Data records

------------------------------------

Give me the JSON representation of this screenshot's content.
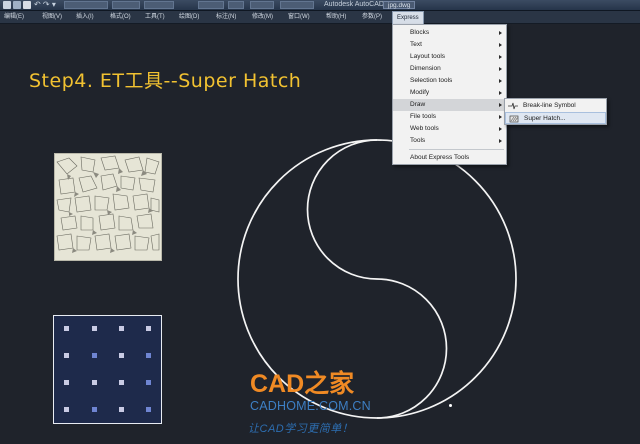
{
  "window": {
    "title": "Autodesk AutoCAD 2013",
    "file_tab": "jpg.dwg"
  },
  "menubar": {
    "items": [
      "编辑(E)",
      "视图(V)",
      "插入(I)",
      "格式(O)",
      "工具(T)",
      "绘图(D)",
      "标注(N)",
      "修改(M)",
      "窗口(W)",
      "帮助(H)",
      "参数(P)",
      "Express"
    ]
  },
  "heading": {
    "text": "Step4. ET工具--Super Hatch"
  },
  "express_menu": {
    "items": [
      {
        "label": "Blocks",
        "submenu": true
      },
      {
        "label": "Text",
        "submenu": true
      },
      {
        "label": "Layout tools",
        "submenu": true
      },
      {
        "label": "Dimension",
        "submenu": true
      },
      {
        "label": "Selection tools",
        "submenu": true
      },
      {
        "label": "Modify",
        "submenu": true
      },
      {
        "label": "Draw",
        "submenu": true,
        "highlighted": true
      },
      {
        "label": "File tools",
        "submenu": true
      },
      {
        "label": "Web tools",
        "submenu": true
      },
      {
        "label": "Tools",
        "submenu": true
      },
      {
        "label": "About Express Tools",
        "submenu": false
      }
    ]
  },
  "draw_submenu": {
    "items": [
      {
        "label": "Break-line Symbol",
        "icon": "break-line-icon",
        "highlighted": false
      },
      {
        "label": "Super Hatch...",
        "icon": "super-hatch-icon",
        "highlighted": true
      }
    ]
  },
  "watermark": {
    "logo": "CAD之家",
    "url": "CADHOME.COM.CN",
    "slogan": "让CAD学习更简单！"
  },
  "colors": {
    "canvas_background": "#1f232b",
    "heading": "#f2c231",
    "menu_background": "#f2f2f2",
    "menu_highlight": "#d3d5d8",
    "watermark_orange": "#f08a24",
    "watermark_blue": "#3d7fc4"
  }
}
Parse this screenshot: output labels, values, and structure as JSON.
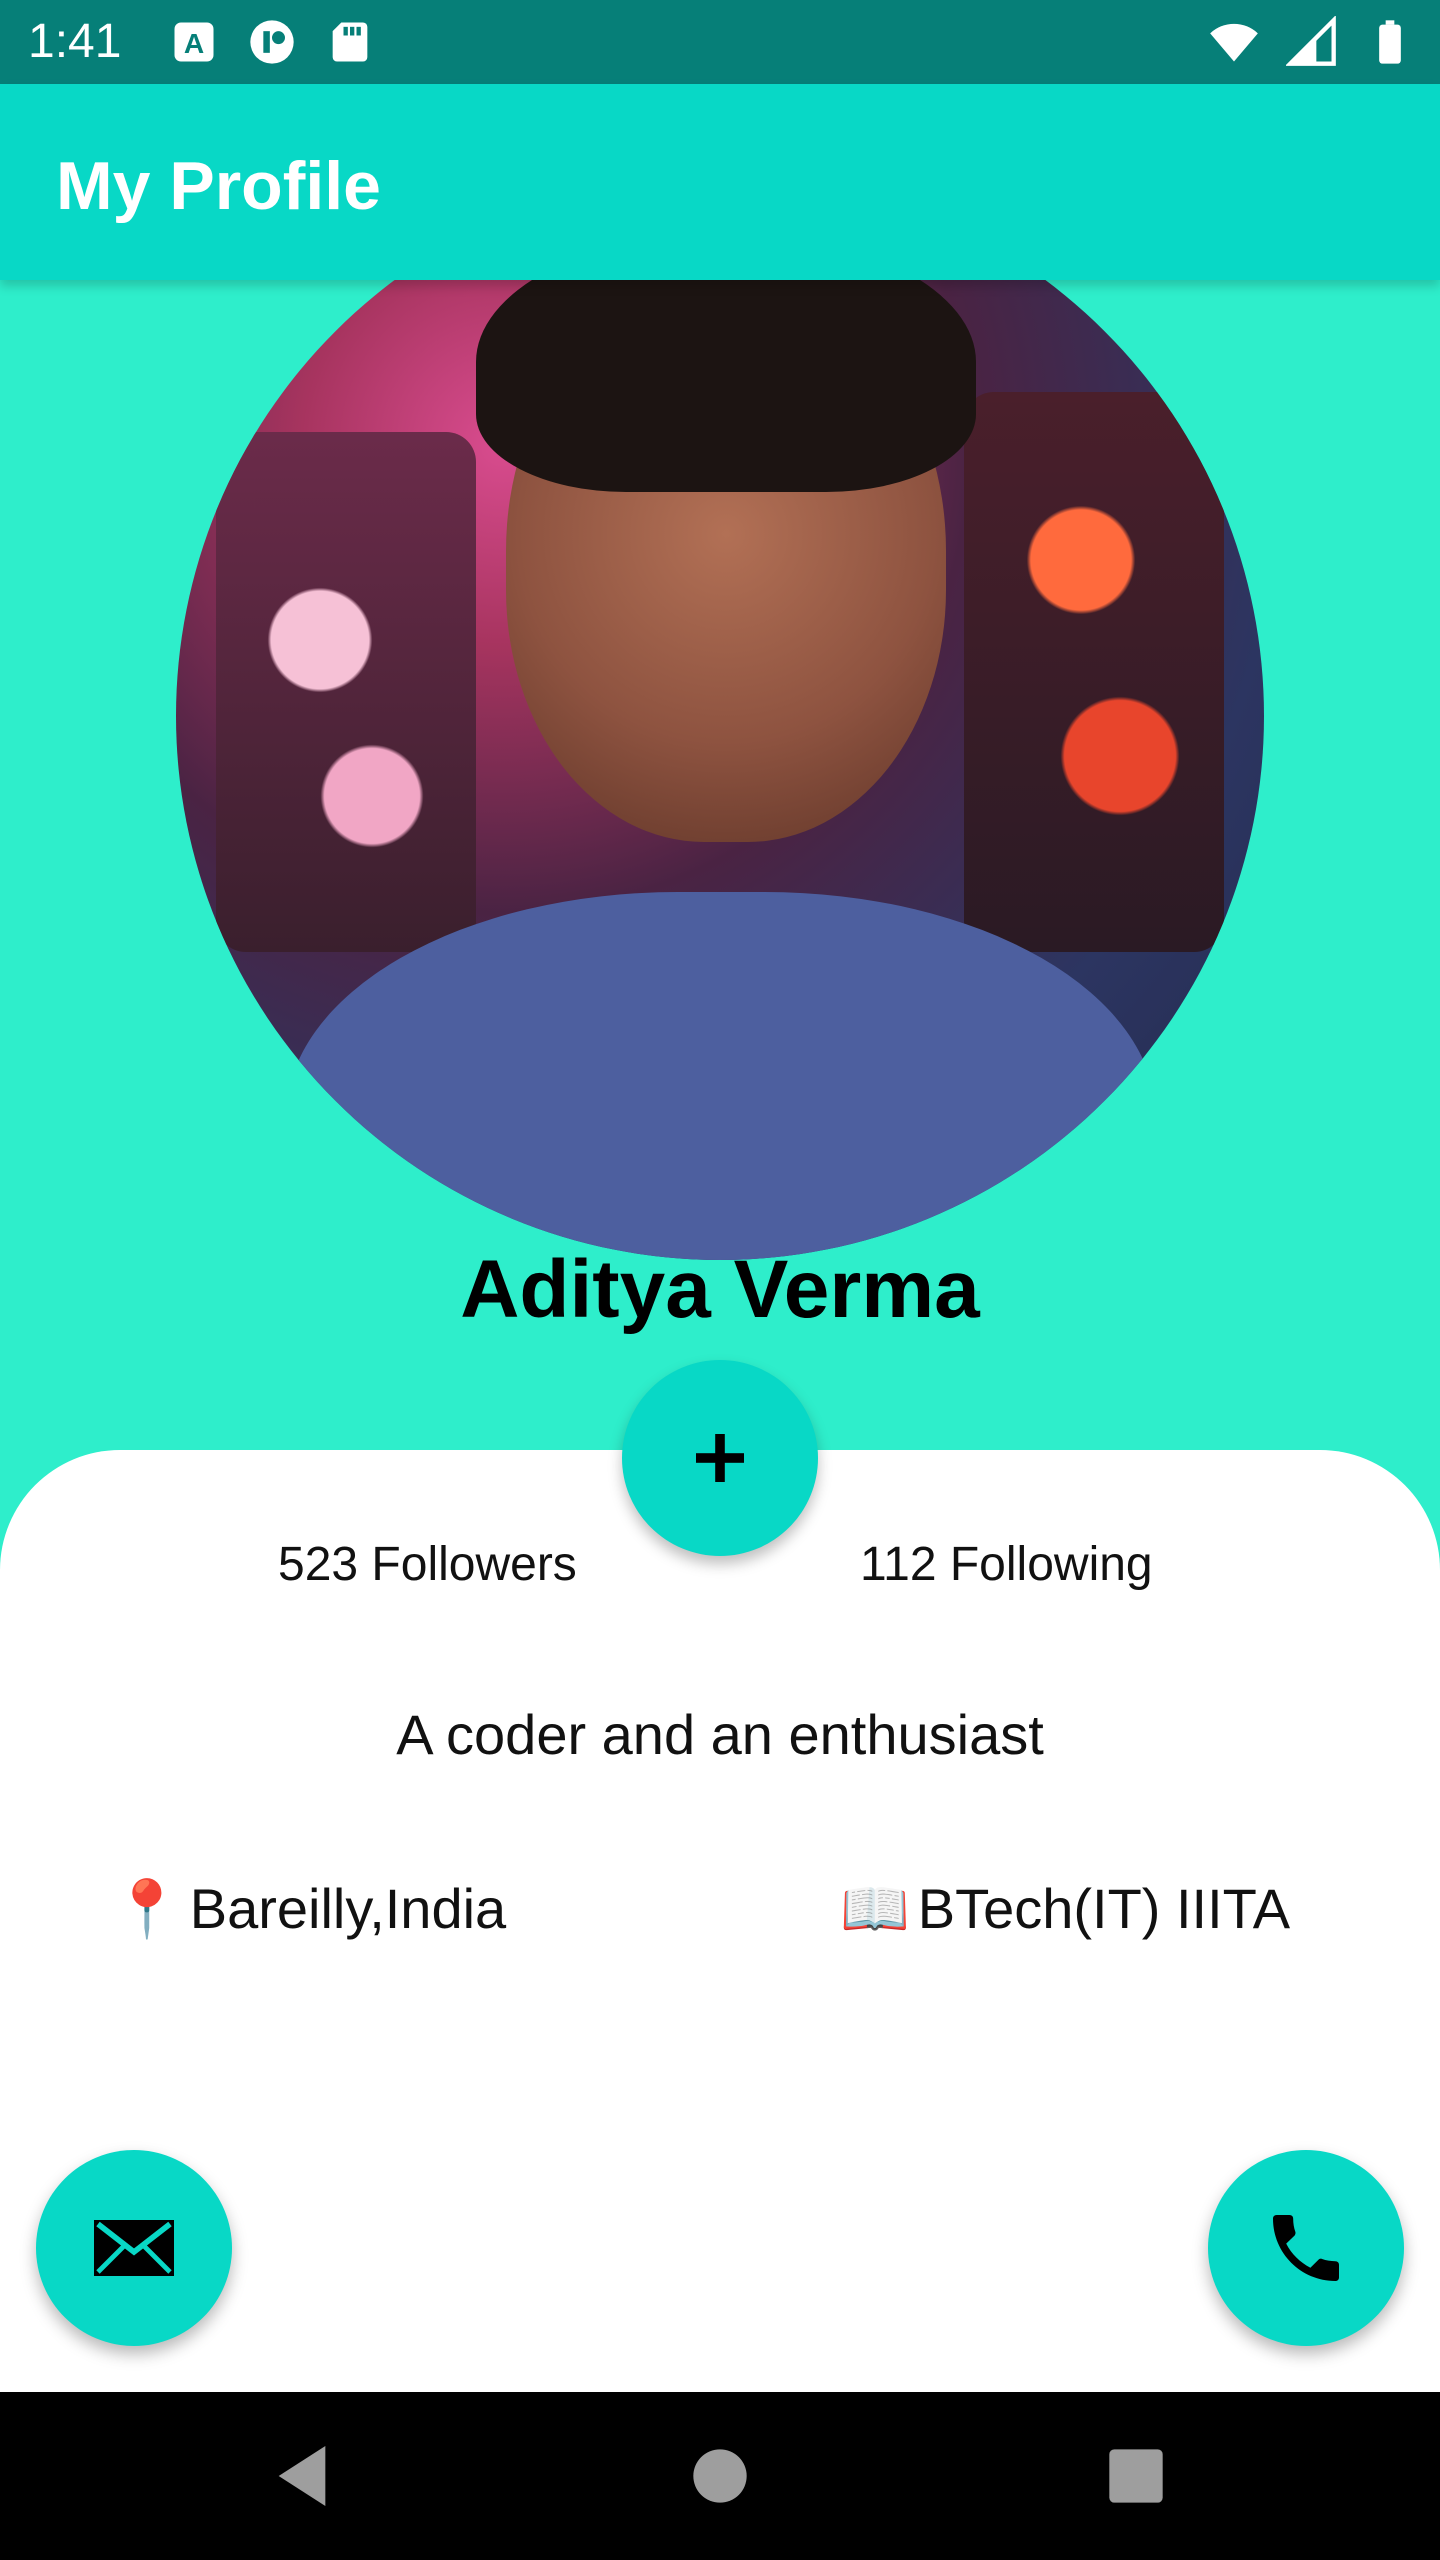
{
  "status_bar": {
    "time": "1:41",
    "icons_left": [
      "a-icon",
      "app-icon",
      "sd-card-icon"
    ],
    "icons_right": [
      "wifi-icon",
      "cell-signal-icon",
      "battery-icon"
    ]
  },
  "app_bar": {
    "title": "My Profile"
  },
  "profile": {
    "name": "Aditya Verma",
    "followers": "523 Followers",
    "following": "112 Following",
    "bio": "A coder and an enthusiast",
    "location_icon": "📍",
    "location": "Bareilly,India",
    "education_icon": "📖",
    "education": "BTech(IT) IIITA"
  },
  "actions": {
    "add_icon": "plus-icon",
    "mail_icon": "mail-icon",
    "call_icon": "phone-icon"
  },
  "colors": {
    "status_bar": "#067f78",
    "app_bar": "#08d8c6",
    "header_bg": "#2eeecb",
    "fab": "#08d8c6"
  }
}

------------------------------------

OBJECTIVE: Retype only the lines above from the one with "Parse this screenshot: output" through the last, both ends included, keeping every picture out of the copy.

SOLUTION FOR THIS TASK:
Parse this screenshot: output labels, values, and structure as JSON.
{
  "status_bar": {
    "time": "1:41",
    "icons_left": [
      "a-icon",
      "app-icon",
      "sd-card-icon"
    ],
    "icons_right": [
      "wifi-icon",
      "cell-signal-icon",
      "battery-icon"
    ]
  },
  "app_bar": {
    "title": "My Profile"
  },
  "profile": {
    "name": "Aditya Verma",
    "followers": "523 Followers",
    "following": "112 Following",
    "bio": "A coder and an enthusiast",
    "location_icon": "📍",
    "location": "Bareilly,India",
    "education_icon": "📖",
    "education": "BTech(IT) IIITA"
  },
  "actions": {
    "add_icon": "plus-icon",
    "mail_icon": "mail-icon",
    "call_icon": "phone-icon"
  },
  "colors": {
    "status_bar": "#067f78",
    "app_bar": "#08d8c6",
    "header_bg": "#2eeecb",
    "fab": "#08d8c6"
  }
}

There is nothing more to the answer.